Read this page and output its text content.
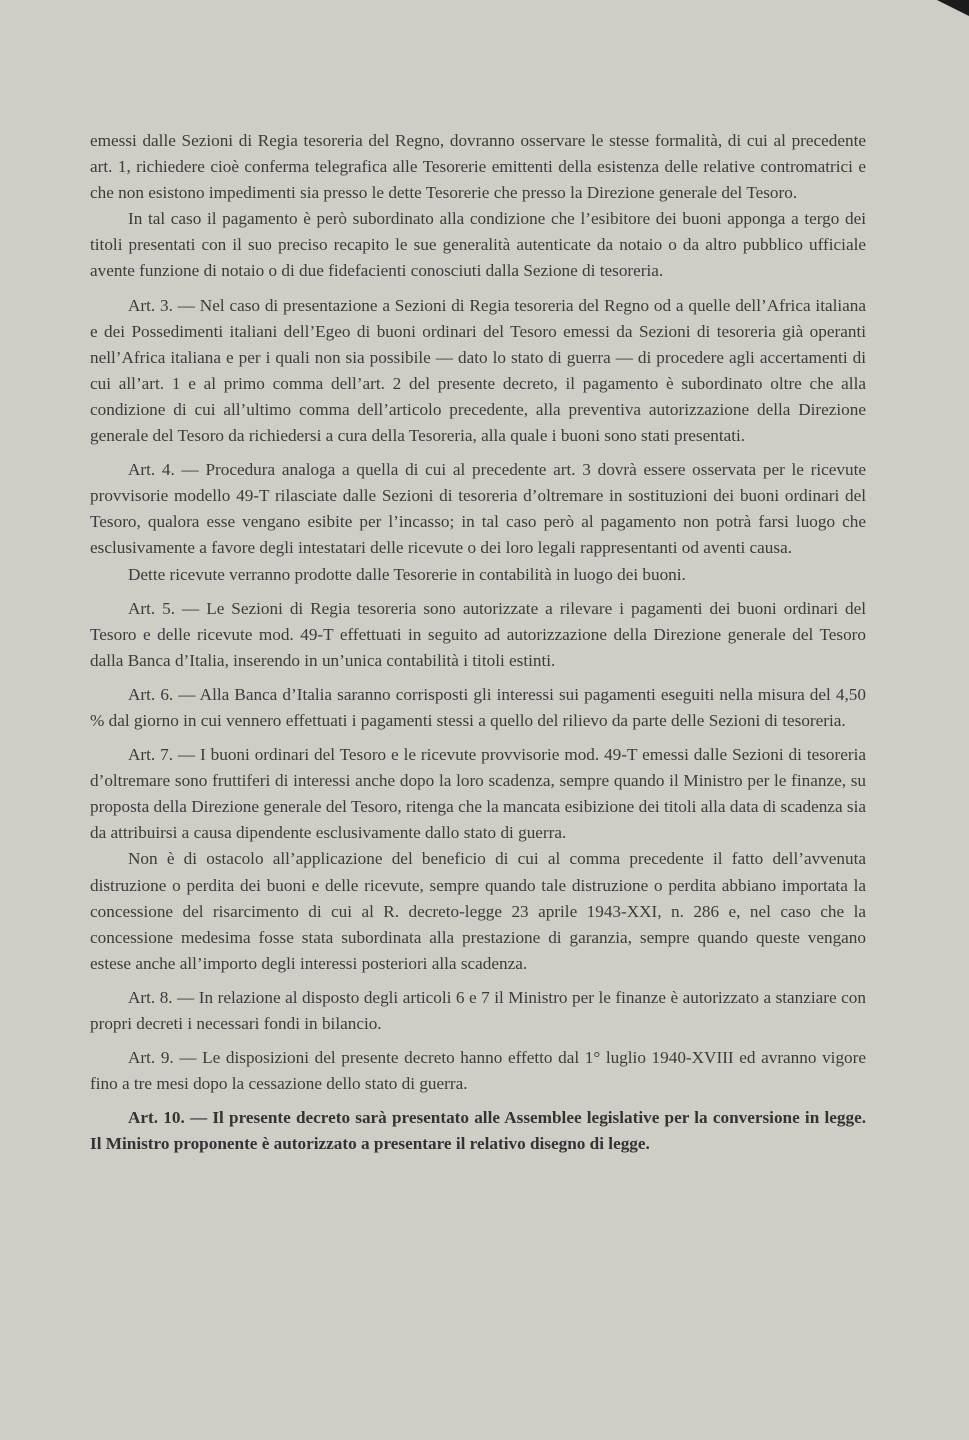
emessi dalle Sezioni di Regia tesoreria del Regno, dovranno osservare le stesse formalità, di cui al precedente art. 1, richiedere cioè conferma telegrafica alle Tesorerie emittenti della esistenza delle relative contromatrici e che non esistono impedimenti sia presso le dette Tesorerie che presso la Direzione generale del Tesoro.

In tal caso il pagamento è però subordinato alla condizione che l’esibitore dei buoni apponga a tergo dei titoli presentati con il suo preciso recapito le sue generalità autenticate da notaio o da altro pubblico ufficiale avente funzione di notaio o di due fidefacienti conosciuti dalla Sezione di tesoreria.

Art. 3. — Nel caso di presentazione a Sezioni di Regia tesoreria del Regno od a quelle dell’Africa italiana e dei Possedimenti italiani dell’Egeo di buoni ordinari del Tesoro emessi da Sezioni di tesoreria già operanti nell’Africa italiana e per i quali non sia possibile — dato lo stato di guerra — di procedere agli accertamenti di cui all’art. 1 e al primo comma dell’art. 2 del presente decreto, il pagamento è subordinato oltre che alla condizione di cui all’ultimo comma dell’articolo precedente, alla preventiva autorizzazione della Direzione generale del Tesoro da richiedersi a cura della Tesoreria, alla quale i buoni sono stati presentati.

Art. 4. — Procedura analoga a quella di cui al precedente art. 3 dovrà essere osservata per le ricevute provvisorie modello 49-T rilasciate dalle Sezioni di tesoreria d’oltremare in sostituzioni dei buoni ordinari del Tesoro, qualora esse vengano esibite per l’incasso; in tal caso però al pagamento non potrà farsi luogo che esclusivamente a favore degli intestatari delle ricevute o dei loro legali rappresentanti od aventi causa.

Dette ricevute verranno prodotte dalle Tesorerie in contabilità in luogo dei buoni.

Art. 5. — Le Sezioni di Regia tesoreria sono autorizzate a rilevare i pagamenti dei buoni ordinari del Tesoro e delle ricevute mod. 49-T effettuati in seguito ad autorizzazione della Direzione generale del Tesoro dalla Banca d’Italia, inserendo in un’unica contabilità i titoli estinti.

Art. 6. — Alla Banca d’Italia saranno corrisposti gli interessi sui pagamenti eseguiti nella misura del 4,50 % dal giorno in cui vennero effettuati i pagamenti stessi a quello del rilievo da parte delle Sezioni di tesoreria.

Art. 7. — I buoni ordinari del Tesoro e le ricevute provvisorie mod. 49-T emessi dalle Sezioni di tesoreria d’oltremare sono fruttiferi di interessi anche dopo la loro scadenza, sempre quando il Ministro per le finanze, su proposta della Direzione generale del Tesoro, ritenga che la mancata esibizione dei titoli alla data di scadenza sia da attribuirsi a causa dipendente esclusivamente dallo stato di guerra.

Non è di ostacolo all’applicazione del beneficio di cui al comma precedente il fatto dell’avvenuta distruzione o perdita dei buoni e delle ricevute, sempre quando tale distruzione o perdita abbiano importata la concessione del risarcimento di cui al R. decreto-legge 23 aprile 1943-XXI, n. 286 e, nel caso che la concessione medesima fosse stata subordinata alla prestazione di garanzia, sempre quando queste vengano estese anche all’importo degli interessi posteriori alla scadenza.

Art. 8. — In relazione al disposto degli articoli 6 e 7 il Ministro per le finanze è autorizzato a stanziare con propri decreti i necessari fondi in bilancio.

Art. 9. — Le disposizioni del presente decreto hanno effetto dal 1° luglio 1940-XVIII ed avranno vigore fino a tre mesi dopo la cessazione dello stato di guerra.

Art. 10. — Il presente decreto sarà presentato alle Assemblee legislative per la conversione in legge. Il Ministro proponente è autorizzato a presentare il relativo disegno di legge.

========

- Given instruction
Find every line holding the word "della"; give their count and nothing else.

- Answer in full
4